▶ _Task details_:
Copy each line of the data below with the word "Positive".
**** Supplied information ****
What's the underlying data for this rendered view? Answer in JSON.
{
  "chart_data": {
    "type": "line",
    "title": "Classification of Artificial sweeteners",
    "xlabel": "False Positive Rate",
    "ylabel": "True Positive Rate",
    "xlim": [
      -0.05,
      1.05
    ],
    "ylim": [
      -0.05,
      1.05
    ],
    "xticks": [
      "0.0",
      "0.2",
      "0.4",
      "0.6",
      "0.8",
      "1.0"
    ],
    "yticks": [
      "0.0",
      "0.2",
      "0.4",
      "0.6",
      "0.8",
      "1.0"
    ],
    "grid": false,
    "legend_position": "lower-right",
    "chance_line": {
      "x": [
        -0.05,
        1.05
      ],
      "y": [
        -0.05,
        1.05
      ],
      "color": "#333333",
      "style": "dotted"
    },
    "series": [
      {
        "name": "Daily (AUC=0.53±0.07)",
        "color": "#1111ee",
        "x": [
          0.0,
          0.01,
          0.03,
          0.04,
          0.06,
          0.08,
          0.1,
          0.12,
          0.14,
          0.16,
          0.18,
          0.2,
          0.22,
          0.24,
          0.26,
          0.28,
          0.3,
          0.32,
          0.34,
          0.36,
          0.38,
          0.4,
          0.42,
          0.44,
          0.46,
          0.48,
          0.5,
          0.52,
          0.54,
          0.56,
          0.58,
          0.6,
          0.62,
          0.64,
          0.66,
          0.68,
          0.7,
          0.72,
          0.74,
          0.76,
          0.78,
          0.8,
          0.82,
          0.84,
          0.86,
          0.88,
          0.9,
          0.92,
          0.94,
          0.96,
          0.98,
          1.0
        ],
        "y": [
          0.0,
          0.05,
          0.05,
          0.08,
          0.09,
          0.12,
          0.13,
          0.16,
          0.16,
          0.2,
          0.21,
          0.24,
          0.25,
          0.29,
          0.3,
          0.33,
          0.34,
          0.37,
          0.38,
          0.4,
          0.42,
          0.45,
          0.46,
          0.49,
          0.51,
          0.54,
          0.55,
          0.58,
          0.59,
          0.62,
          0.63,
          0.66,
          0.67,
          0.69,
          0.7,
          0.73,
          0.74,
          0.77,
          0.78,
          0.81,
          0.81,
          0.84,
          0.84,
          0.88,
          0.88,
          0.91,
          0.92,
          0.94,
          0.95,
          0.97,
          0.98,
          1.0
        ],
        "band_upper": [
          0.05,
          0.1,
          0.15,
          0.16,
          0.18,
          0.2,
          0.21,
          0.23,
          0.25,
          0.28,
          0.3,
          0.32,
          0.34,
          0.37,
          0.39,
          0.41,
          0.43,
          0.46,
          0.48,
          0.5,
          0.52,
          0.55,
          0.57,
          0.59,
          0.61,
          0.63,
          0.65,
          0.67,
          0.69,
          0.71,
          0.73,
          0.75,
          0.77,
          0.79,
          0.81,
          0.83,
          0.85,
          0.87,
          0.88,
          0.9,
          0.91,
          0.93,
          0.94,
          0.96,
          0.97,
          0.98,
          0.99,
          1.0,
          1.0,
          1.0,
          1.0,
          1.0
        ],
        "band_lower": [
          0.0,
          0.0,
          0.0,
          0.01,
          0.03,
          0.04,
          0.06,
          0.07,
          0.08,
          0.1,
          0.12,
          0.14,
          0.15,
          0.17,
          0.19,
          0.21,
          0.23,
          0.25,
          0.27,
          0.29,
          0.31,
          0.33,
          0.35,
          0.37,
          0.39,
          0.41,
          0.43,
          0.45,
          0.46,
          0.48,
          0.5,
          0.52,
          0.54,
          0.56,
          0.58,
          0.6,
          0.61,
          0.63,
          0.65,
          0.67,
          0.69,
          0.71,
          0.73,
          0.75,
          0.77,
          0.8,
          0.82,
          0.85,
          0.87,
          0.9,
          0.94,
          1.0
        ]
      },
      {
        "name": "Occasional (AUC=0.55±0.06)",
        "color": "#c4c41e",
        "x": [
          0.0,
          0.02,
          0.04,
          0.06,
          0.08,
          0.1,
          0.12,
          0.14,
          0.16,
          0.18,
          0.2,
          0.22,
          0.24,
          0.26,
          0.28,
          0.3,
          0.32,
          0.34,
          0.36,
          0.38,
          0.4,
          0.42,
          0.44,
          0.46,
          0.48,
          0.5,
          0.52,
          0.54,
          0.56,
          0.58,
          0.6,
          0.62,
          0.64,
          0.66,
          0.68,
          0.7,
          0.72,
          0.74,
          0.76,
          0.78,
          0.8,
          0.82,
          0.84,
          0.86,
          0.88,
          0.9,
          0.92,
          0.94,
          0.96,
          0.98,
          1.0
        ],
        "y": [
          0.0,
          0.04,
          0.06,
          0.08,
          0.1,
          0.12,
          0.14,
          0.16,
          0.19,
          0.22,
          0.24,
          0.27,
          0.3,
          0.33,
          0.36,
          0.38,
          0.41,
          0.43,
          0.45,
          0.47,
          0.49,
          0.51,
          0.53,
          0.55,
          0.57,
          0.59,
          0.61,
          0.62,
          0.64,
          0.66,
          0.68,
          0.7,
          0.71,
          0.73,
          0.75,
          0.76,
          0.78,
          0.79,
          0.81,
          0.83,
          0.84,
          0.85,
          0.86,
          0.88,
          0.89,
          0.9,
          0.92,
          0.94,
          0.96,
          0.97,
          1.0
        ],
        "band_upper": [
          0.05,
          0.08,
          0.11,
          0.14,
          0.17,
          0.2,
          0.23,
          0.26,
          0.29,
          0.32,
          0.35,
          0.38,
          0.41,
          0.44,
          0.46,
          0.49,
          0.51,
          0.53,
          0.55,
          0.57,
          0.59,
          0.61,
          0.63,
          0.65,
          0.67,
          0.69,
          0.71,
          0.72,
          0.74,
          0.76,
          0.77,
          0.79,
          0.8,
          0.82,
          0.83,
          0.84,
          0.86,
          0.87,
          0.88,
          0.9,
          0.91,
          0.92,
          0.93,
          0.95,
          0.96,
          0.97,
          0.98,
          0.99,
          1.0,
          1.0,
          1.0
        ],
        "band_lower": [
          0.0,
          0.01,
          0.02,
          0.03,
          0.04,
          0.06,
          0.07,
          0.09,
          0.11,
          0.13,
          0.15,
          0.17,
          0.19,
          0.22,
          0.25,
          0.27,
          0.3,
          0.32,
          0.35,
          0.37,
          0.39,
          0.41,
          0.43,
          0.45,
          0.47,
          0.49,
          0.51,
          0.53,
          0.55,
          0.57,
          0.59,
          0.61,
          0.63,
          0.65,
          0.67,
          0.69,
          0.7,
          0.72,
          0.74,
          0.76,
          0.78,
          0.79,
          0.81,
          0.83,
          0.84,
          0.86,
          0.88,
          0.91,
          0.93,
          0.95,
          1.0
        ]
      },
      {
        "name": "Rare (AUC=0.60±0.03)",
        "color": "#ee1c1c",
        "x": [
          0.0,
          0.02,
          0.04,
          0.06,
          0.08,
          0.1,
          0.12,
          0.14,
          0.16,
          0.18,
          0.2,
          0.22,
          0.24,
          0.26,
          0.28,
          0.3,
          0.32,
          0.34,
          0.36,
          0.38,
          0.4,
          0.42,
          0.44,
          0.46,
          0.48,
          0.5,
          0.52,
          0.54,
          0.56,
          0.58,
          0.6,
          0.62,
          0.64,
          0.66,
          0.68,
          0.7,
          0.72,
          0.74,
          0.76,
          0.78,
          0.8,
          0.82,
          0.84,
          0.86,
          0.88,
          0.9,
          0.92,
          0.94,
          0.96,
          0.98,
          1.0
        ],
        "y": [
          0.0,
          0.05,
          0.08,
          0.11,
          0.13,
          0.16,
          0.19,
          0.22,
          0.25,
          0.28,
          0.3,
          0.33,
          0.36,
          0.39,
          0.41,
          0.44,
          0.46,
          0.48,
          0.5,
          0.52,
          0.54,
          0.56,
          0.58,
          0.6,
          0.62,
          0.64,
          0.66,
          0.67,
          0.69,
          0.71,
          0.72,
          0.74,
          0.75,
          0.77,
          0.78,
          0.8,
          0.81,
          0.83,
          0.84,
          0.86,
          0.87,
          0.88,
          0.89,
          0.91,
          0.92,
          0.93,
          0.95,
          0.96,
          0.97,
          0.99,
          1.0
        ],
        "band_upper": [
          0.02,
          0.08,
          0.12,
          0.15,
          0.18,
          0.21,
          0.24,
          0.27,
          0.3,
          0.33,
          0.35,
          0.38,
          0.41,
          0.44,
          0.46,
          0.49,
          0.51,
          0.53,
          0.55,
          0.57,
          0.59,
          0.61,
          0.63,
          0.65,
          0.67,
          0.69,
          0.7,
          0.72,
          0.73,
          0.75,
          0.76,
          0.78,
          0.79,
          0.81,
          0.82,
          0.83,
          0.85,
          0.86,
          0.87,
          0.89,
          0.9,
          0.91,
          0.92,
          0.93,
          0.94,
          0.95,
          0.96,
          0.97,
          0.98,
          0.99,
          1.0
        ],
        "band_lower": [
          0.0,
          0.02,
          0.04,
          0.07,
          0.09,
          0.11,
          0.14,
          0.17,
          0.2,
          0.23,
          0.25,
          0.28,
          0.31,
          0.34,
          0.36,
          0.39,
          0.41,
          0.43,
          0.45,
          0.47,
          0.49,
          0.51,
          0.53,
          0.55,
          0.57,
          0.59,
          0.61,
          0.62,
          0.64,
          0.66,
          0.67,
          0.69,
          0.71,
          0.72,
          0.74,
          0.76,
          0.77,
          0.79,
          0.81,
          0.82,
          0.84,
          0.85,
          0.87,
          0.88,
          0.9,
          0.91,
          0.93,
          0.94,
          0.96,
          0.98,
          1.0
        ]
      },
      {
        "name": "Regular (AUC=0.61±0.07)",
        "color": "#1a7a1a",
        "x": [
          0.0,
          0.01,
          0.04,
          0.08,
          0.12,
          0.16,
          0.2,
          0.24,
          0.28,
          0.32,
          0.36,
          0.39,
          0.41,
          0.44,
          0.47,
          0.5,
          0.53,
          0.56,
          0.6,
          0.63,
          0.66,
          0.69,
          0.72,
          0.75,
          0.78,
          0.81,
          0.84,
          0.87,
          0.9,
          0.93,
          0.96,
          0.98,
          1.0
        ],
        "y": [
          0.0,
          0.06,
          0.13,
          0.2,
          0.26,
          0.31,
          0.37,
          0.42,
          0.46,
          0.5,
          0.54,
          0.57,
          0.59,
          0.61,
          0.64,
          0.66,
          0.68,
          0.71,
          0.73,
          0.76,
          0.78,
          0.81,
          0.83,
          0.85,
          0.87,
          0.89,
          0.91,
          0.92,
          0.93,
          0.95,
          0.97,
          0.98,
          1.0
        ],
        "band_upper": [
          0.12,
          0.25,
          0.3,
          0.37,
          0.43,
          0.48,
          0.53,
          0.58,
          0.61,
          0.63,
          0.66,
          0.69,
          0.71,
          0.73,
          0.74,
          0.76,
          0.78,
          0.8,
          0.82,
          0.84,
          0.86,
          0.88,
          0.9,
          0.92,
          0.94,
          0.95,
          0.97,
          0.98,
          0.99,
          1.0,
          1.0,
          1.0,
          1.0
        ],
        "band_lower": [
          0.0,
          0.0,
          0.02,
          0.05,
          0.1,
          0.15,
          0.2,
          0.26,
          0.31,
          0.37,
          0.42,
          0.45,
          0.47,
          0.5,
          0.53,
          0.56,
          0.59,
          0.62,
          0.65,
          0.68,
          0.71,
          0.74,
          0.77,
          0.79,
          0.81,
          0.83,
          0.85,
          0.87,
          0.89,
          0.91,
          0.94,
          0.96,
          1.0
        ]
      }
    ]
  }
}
****
▶ _Result of the task_:
    "xlabel": "False Positive Rate",
    "ylabel": "True Positive Rate",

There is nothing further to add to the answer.